▶ _Exercise_
The material below should be written out in full and exactly; pictures stay out of the copy.

▶ _Data supplied_
__________________________________________________

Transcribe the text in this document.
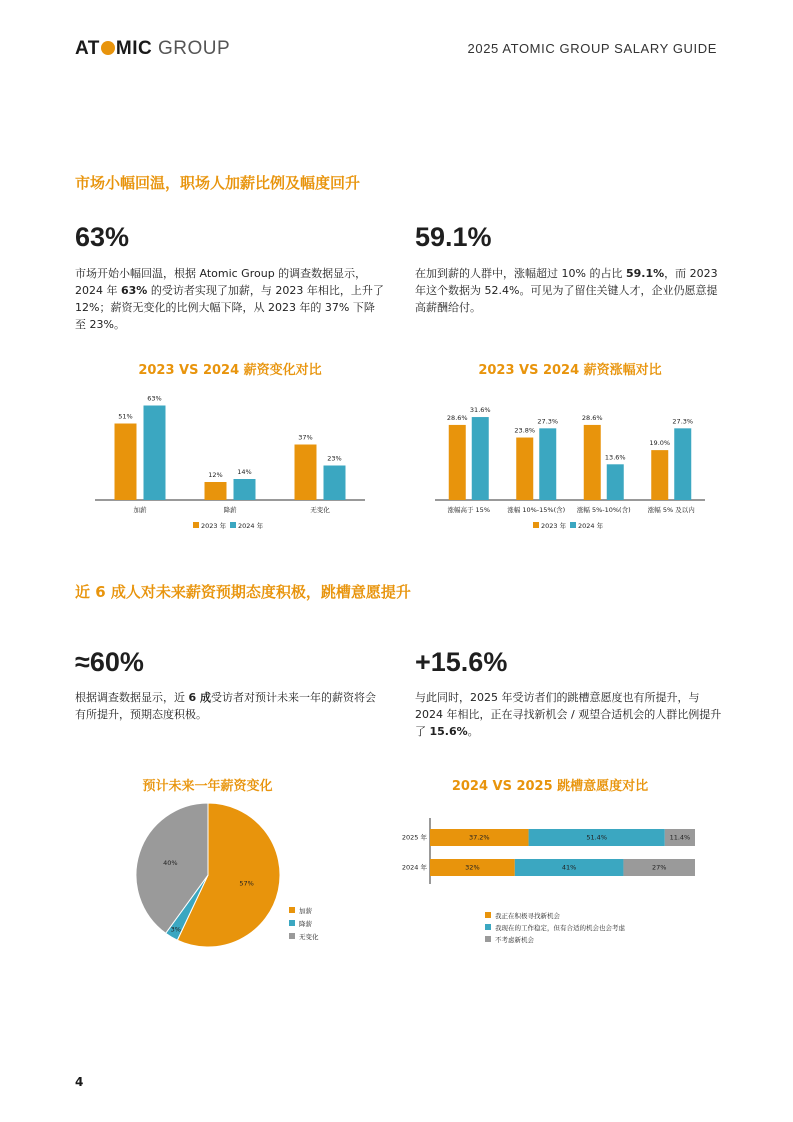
AT MIC GROUP	2025 ATOMIC GROUP SALARY GUIDE
市场小幅回温，职场人加薪比例及幅度回升
63%
市场开始小幅回温，根据 Atomic Group 的调查数据显示，2024 年 63% 的受访者实现了加薪，与 2023 年相比，上升了 12%；薪资无变化的比例大幅下降，从 2023 年的 37% 下降至 23%。
59.1%
在加到薪的人群中，涨幅超过 10% 的占比 59.1%，而 2023 年这个数据为 52.4%。可见为了留住关键人才，企业仍愿意提高薪酬给付。
2023 VS 2024 薪资变化对比
51%
63%
加薪
12% 14%
降薪
37%
23%
无变化
2023 年 2024 年
2023 VS 2024 薪资涨幅对比
28.6%
31.6%
涨幅高于 15%
23.8%
27.3%
涨幅 10%-15%(含)
28.6%
13.6%
涨幅 5%-10%(含)
19.0%
27.3%
涨幅 5% 及以内
2023 年 2024 年
近 6 成人对未来薪资预期态度积极，跳槽意愿提升
≈60%
根据调查数据显示，近 6 成受访者对预计未来一年的薪资将会有所提升，预期态度积极。
+15.6%
与此同时，2025 年受访者们的跳槽意愿度也有所提升，与 2024 年相比，正在寻找新机会 / 观望合适机会的人群比例提升了 15.6%。
预计未来一年薪资变化
57%
3%
40%
加薪
降薪
无变化
2024 VS 2025 跳槽意愿度对比
2025 年	37.2%	51.4%	11.4%
2024 年	32%	41%	27%
我正在积极寻找新机会
我现在的工作稳定，但有合适的机会也会考虑
不考虑新机会
4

__________________________________________________

▶ _Reply to the exercise_
Transcribe the text in this document.
AT MIC GROUP	2025 ATOMIC GROUP SALARY GUIDE
市场小幅回温，职场人加薪比例及幅度回升
63%
市场开始小幅回温，根据 Atomic Group 的调查数据显示，2024 年 63% 的受访者实现了加薪，与 2023 年相比，上升了 12%；薪资无变化的比例大幅下降，从 2023 年的 37% 下降至 23%。
59.1%
在加到薪的人群中，涨幅超过 10% 的占比 59.1%，而 2023 年这个数据为 52.4%。可见为了留住关键人才，企业仍愿意提高薪酬给付。
2023 VS 2024 薪资变化对比
51%
63%
加薪
12% 14%
降薪
37%
23%
无变化
2023 年 2024 年
2023 VS 2024 薪资涨幅对比
28.6%
31.6%
涨幅高于 15%
23.8%
27.3%
涨幅 10%-15%(含)
28.6%
13.6%
涨幅 5%-10%(含)
19.0%
27.3%
涨幅 5% 及以内
2023 年 2024 年
近 6 成人对未来薪资预期态度积极，跳槽意愿提升
≈60%
根据调查数据显示，近 6 成受访者对预计未来一年的薪资将会有所提升，预期态度积极。
+15.6%
与此同时，2025 年受访者们的跳槽意愿度也有所提升，与 2024 年相比，正在寻找新机会 / 观望合适机会的人群比例提升了 15.6%。
预计未来一年薪资变化
57%
3%
40%
加薪
降薪
无变化
2024 VS 2025 跳槽意愿度对比
2025 年	37.2%	51.4%	11.4%
2024 年	32%	41%	27%
我正在积极寻找新机会
我现在的工作稳定，但有合适的机会也会考虑
不考虑新机会
4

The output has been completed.